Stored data
--- start ---
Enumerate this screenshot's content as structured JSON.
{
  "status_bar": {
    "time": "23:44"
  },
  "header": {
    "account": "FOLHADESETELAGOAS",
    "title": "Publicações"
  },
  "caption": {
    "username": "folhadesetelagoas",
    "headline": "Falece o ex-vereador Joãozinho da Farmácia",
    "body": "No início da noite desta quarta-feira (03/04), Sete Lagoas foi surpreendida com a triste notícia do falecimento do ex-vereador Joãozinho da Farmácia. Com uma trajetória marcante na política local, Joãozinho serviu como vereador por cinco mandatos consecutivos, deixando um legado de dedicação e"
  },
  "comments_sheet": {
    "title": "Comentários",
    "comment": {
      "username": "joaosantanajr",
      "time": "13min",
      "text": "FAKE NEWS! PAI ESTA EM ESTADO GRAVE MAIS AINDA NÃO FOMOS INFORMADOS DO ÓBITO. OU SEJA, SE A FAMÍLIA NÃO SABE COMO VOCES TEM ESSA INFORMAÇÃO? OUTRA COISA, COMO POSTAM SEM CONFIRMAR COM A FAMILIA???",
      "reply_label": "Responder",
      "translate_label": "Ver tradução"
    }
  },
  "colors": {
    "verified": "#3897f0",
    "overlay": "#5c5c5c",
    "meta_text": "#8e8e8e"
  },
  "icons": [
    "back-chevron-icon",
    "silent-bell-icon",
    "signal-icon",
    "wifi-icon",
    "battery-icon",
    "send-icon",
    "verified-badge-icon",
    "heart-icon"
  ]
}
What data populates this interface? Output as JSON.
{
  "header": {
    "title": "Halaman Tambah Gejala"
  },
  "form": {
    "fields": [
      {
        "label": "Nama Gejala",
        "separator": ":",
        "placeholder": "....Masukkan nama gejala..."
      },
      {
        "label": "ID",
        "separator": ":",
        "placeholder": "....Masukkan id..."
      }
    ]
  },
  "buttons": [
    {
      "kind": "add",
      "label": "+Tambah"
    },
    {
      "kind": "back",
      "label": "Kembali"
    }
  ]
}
--- end ---
▶ WRITTEN REQUEST
Write out every line of the preceding listing that contains "Farmácia".

▶ ANSWER BELOW
    "headline": "Falece o ex-vereador Joãozinho da Farmácia",
    "body": "No início da noite desta quarta-feira (03/04), Sete Lagoas foi surpreendida com a triste notícia do falecimento do ex-vereador Joãozinho da Farmácia. Com uma trajetória marcante na política local, Joãozinho serviu como vereador por cinco mandatos consecutivos, deixando um legado de dedicação e"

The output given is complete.